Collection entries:
-- Start --

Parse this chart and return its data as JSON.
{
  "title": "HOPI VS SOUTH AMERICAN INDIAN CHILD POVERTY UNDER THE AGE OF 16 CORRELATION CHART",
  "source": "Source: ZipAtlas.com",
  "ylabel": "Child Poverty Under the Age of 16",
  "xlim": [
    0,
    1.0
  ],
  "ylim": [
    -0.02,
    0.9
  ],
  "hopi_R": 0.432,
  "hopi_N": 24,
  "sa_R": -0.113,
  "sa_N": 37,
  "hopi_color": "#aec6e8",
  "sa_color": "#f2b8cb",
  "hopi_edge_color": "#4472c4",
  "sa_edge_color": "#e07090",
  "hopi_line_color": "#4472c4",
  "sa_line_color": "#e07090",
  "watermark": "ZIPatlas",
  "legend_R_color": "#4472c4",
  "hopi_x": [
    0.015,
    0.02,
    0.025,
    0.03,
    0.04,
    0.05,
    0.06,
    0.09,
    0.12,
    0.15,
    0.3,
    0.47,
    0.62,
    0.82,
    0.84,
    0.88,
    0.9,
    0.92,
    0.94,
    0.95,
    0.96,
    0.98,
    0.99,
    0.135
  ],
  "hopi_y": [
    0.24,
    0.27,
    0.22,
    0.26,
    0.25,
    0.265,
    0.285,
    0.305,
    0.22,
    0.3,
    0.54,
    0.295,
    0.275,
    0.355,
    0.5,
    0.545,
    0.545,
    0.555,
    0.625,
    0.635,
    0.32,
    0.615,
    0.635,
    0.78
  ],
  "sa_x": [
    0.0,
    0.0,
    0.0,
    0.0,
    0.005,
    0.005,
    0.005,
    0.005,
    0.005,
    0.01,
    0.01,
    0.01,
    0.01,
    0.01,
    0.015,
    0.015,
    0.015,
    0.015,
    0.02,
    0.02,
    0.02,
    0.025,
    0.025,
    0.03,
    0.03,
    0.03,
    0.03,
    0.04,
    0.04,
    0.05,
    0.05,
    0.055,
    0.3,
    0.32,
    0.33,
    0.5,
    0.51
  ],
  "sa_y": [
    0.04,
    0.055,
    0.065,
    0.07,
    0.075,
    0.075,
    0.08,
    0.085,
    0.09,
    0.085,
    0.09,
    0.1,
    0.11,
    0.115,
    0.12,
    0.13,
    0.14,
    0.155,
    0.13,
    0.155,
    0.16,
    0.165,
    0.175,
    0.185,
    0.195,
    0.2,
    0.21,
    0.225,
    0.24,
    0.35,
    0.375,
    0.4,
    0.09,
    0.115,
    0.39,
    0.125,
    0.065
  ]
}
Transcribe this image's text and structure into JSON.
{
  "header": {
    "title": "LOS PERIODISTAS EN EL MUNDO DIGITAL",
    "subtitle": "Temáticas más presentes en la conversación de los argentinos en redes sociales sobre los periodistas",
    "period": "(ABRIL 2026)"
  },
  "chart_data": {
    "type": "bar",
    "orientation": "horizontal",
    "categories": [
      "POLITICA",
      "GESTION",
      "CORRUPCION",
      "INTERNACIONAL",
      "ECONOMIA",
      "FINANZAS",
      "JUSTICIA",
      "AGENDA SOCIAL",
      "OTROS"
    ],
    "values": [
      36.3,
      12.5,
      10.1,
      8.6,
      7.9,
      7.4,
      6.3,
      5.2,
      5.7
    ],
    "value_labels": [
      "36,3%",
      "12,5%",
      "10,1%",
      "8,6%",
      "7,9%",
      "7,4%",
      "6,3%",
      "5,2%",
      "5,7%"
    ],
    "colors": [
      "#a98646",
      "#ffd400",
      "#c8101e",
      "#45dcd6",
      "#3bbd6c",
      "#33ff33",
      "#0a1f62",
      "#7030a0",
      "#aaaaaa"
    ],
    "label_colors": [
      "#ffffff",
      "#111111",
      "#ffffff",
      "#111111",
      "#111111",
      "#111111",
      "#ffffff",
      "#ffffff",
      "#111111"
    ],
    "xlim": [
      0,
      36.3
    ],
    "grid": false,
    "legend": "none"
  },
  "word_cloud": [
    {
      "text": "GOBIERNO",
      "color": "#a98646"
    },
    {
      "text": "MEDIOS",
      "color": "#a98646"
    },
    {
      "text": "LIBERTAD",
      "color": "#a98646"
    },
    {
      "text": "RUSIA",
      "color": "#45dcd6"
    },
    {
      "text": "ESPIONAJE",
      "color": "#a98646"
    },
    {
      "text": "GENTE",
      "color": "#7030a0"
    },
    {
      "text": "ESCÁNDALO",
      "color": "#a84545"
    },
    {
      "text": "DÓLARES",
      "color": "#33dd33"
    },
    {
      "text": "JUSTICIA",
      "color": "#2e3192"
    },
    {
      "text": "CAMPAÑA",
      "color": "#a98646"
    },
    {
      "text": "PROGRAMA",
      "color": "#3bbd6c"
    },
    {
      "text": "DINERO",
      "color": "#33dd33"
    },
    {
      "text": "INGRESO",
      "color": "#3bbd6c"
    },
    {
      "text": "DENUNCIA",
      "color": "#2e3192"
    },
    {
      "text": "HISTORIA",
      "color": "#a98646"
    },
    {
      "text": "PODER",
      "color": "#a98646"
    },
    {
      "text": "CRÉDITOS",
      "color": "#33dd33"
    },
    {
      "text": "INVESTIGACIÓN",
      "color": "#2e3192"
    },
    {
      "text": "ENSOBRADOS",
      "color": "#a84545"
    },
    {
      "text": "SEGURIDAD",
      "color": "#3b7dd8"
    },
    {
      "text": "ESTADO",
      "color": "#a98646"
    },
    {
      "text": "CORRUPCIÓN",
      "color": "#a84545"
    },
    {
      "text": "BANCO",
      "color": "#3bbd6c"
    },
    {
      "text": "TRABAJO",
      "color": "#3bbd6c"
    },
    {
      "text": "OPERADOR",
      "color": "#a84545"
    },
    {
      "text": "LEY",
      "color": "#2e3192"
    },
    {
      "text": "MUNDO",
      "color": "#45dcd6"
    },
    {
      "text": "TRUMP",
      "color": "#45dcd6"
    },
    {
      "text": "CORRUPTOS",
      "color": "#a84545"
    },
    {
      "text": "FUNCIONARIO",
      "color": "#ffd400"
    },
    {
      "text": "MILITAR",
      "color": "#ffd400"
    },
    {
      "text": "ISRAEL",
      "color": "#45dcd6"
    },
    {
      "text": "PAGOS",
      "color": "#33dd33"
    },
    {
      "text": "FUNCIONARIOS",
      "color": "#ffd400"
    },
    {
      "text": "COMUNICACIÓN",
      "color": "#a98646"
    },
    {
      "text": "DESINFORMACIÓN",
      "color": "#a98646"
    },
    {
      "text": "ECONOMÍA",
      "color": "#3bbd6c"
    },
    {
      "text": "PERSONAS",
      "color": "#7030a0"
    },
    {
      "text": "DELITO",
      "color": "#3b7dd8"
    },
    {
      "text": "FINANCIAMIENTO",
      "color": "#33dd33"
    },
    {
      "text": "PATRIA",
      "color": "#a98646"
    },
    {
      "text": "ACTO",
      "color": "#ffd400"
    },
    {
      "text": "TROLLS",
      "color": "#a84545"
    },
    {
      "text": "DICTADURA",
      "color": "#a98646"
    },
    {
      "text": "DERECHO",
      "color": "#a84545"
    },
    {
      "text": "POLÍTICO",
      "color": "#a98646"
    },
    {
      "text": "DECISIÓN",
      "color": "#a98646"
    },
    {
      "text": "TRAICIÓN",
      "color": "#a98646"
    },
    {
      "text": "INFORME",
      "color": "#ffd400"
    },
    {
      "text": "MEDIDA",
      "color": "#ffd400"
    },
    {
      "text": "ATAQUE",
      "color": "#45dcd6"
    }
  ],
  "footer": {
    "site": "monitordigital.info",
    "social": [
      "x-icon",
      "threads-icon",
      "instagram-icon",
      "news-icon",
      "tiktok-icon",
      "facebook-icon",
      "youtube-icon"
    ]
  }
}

-- End --

Given request: Transcribe all lines as written.

Final result:
Parse this chart and return its data as JSON.
{
  "title": "HOPI VS SOUTH AMERICAN INDIAN CHILD POVERTY UNDER THE AGE OF 16 CORRELATION CHART",
  "source": "Source: ZipAtlas.com",
  "ylabel": "Child Poverty Under the Age of 16",
  "xlim": [
    0,
    1.0
  ],
  "ylim": [
    -0.02,
    0.9
  ],
  "hopi_R": 0.432,
  "hopi_N": 24,
  "sa_R": -0.113,
  "sa_N": 37,
  "hopi_color": "#aec6e8",
  "sa_color": "#f2b8cb",
  "hopi_edge_color": "#4472c4",
  "sa_edge_color": "#e07090",
  "hopi_line_color": "#4472c4",
  "sa_line_color": "#e07090",
  "watermark": "ZIPatlas",
  "legend_R_color": "#4472c4",
  "hopi_x": [
    0.015,
    0.02,
    0.025,
    0.03,
    0.04,
    0.05,
    0.06,
    0.09,
    0.12,
    0.15,
    0.3,
    0.47,
    0.62,
    0.82,
    0.84,
    0.88,
    0.9,
    0.92,
    0.94,
    0.95,
    0.96,
    0.98,
    0.99,
    0.135
  ],
  "hopi_y": [
    0.24,
    0.27,
    0.22,
    0.26,
    0.25,
    0.265,
    0.285,
    0.305,
    0.22,
    0.3,
    0.54,
    0.295,
    0.275,
    0.355,
    0.5,
    0.545,
    0.545,
    0.555,
    0.625,
    0.635,
    0.32,
    0.615,
    0.635,
    0.78
  ],
  "sa_x": [
    0.0,
    0.0,
    0.0,
    0.0,
    0.005,
    0.005,
    0.005,
    0.005,
    0.005,
    0.01,
    0.01,
    0.01,
    0.01,
    0.01,
    0.015,
    0.015,
    0.015,
    0.015,
    0.02,
    0.02,
    0.02,
    0.025,
    0.025,
    0.03,
    0.03,
    0.03,
    0.03,
    0.04,
    0.04,
    0.05,
    0.05,
    0.055,
    0.3,
    0.32,
    0.33,
    0.5,
    0.51
  ],
  "sa_y": [
    0.04,
    0.055,
    0.065,
    0.07,
    0.075,
    0.075,
    0.08,
    0.085,
    0.09,
    0.085,
    0.09,
    0.1,
    0.11,
    0.115,
    0.12,
    0.13,
    0.14,
    0.155,
    0.13,
    0.155,
    0.16,
    0.165,
    0.175,
    0.185,
    0.195,
    0.2,
    0.21,
    0.225,
    0.24,
    0.35,
    0.375,
    0.4,
    0.09,
    0.115,
    0.39,
    0.125,
    0.065
  ]
}
Transcribe this image's text and structure into JSON.
{
  "header": {
    "title": "LOS PERIODISTAS EN EL MUNDO DIGITAL",
    "subtitle": "Temáticas más presentes en la conversación de los argentinos en redes sociales sobre los periodistas",
    "period": "(ABRIL 2026)"
  },
  "chart_data": {
    "type": "bar",
    "orientation": "horizontal",
    "categories": [
      "POLITICA",
      "GESTION",
      "CORRUPCION",
      "INTERNACIONAL",
      "ECONOMIA",
      "FINANZAS",
      "JUSTICIA",
      "AGENDA SOCIAL",
      "OTROS"
    ],
    "values": [
      36.3,
      12.5,
      10.1,
      8.6,
      7.9,
      7.4,
      6.3,
      5.2,
      5.7
    ],
    "value_labels": [
      "36,3%",
      "12,5%",
      "10,1%",
      "8,6%",
      "7,9%",
      "7,4%",
      "6,3%",
      "5,2%",
      "5,7%"
    ],
    "colors": [
      "#a98646",
      "#ffd400",
      "#c8101e",
      "#45dcd6",
      "#3bbd6c",
      "#33ff33",
      "#0a1f62",
      "#7030a0",
      "#aaaaaa"
    ],
    "label_colors": [
      "#ffffff",
      "#111111",
      "#ffffff",
      "#111111",
      "#111111",
      "#111111",
      "#ffffff",
      "#ffffff",
      "#111111"
    ],
    "xlim": [
      0,
      36.3
    ],
    "grid": false,
    "legend": "none"
  },
  "word_cloud": [
    {
      "text": "GOBIERNO",
      "color": "#a98646"
    },
    {
      "text": "MEDIOS",
      "color": "#a98646"
    },
    {
      "text": "LIBERTAD",
      "color": "#a98646"
    },
    {
      "text": "RUSIA",
      "color": "#45dcd6"
    },
    {
      "text": "ESPIONAJE",
      "color": "#a98646"
    },
    {
      "text": "GENTE",
      "color": "#7030a0"
    },
    {
      "text": "ESCÁNDALO",
      "color": "#a84545"
    },
    {
      "text": "DÓLARES",
      "color": "#33dd33"
    },
    {
      "text": "JUSTICIA",
      "color": "#2e3192"
    },
    {
      "text": "CAMPAÑA",
      "color": "#a98646"
    },
    {
      "text": "PROGRAMA",
      "color": "#3bbd6c"
    },
    {
      "text": "DINERO",
      "color": "#33dd33"
    },
    {
      "text": "INGRESO",
      "color": "#3bbd6c"
    },
    {
      "text": "DENUNCIA",
      "color": "#2e3192"
    },
    {
      "text": "HISTORIA",
      "color": "#a98646"
    },
    {
      "text": "PODER",
      "color": "#a98646"
    },
    {
      "text": "CRÉDITOS",
      "color": "#33dd33"
    },
    {
      "text": "INVESTIGACIÓN",
      "color": "#2e3192"
    },
    {
      "text": "ENSOBRADOS",
      "color": "#a84545"
    },
    {
      "text": "SEGURIDAD",
      "color": "#3b7dd8"
    },
    {
      "text": "ESTADO",
      "color": "#a98646"
    },
    {
      "text": "CORRUPCIÓN",
      "color": "#a84545"
    },
    {
      "text": "BANCO",
      "color": "#3bbd6c"
    },
    {
      "text": "TRABAJO",
      "color": "#3bbd6c"
    },
    {
      "text": "OPERADOR",
      "color": "#a84545"
    },
    {
      "text": "LEY",
      "color": "#2e3192"
    },
    {
      "text": "MUNDO",
      "color": "#45dcd6"
    },
    {
      "text": "TRUMP",
      "color": "#45dcd6"
    },
    {
      "text": "CORRUPTOS",
      "color": "#a84545"
    },
    {
      "text": "FUNCIONARIO",
      "color": "#ffd400"
    },
    {
      "text": "MILITAR",
      "color": "#ffd400"
    },
    {
      "text": "ISRAEL",
      "color": "#45dcd6"
    },
    {
      "text": "PAGOS",
      "color": "#33dd33"
    },
    {
      "text": "FUNCIONARIOS",
      "color": "#ffd400"
    },
    {
      "text": "COMUNICACIÓN",
      "color": "#a98646"
    },
    {
      "text": "DESINFORMACIÓN",
      "color": "#a98646"
    },
    {
      "text": "ECONOMÍA",
      "color": "#3bbd6c"
    },
    {
      "text": "PERSONAS",
      "color": "#7030a0"
    },
    {
      "text": "DELITO",
      "color": "#3b7dd8"
    },
    {
      "text": "FINANCIAMIENTO",
      "color": "#33dd33"
    },
    {
      "text": "PATRIA",
      "color": "#a98646"
    },
    {
      "text": "ACTO",
      "color": "#ffd400"
    },
    {
      "text": "TROLLS",
      "color": "#a84545"
    },
    {
      "text": "DICTADURA",
      "color": "#a98646"
    },
    {
      "text": "DERECHO",
      "color": "#a84545"
    },
    {
      "text": "POLÍTICO",
      "color": "#a98646"
    },
    {
      "text": "DECISIÓN",
      "color": "#a98646"
    },
    {
      "text": "TRAICIÓN",
      "color": "#a98646"
    },
    {
      "text": "INFORME",
      "color": "#ffd400"
    },
    {
      "text": "MEDIDA",
      "color": "#ffd400"
    },
    {
      "text": "ATAQUE",
      "color": "#45dcd6"
    }
  ],
  "footer": {
    "site": "monitordigital.info",
    "social": [
      "x-icon",
      "threads-icon",
      "instagram-icon",
      "news-icon",
      "tiktok-icon",
      "facebook-icon",
      "youtube-icon"
    ]
  }
}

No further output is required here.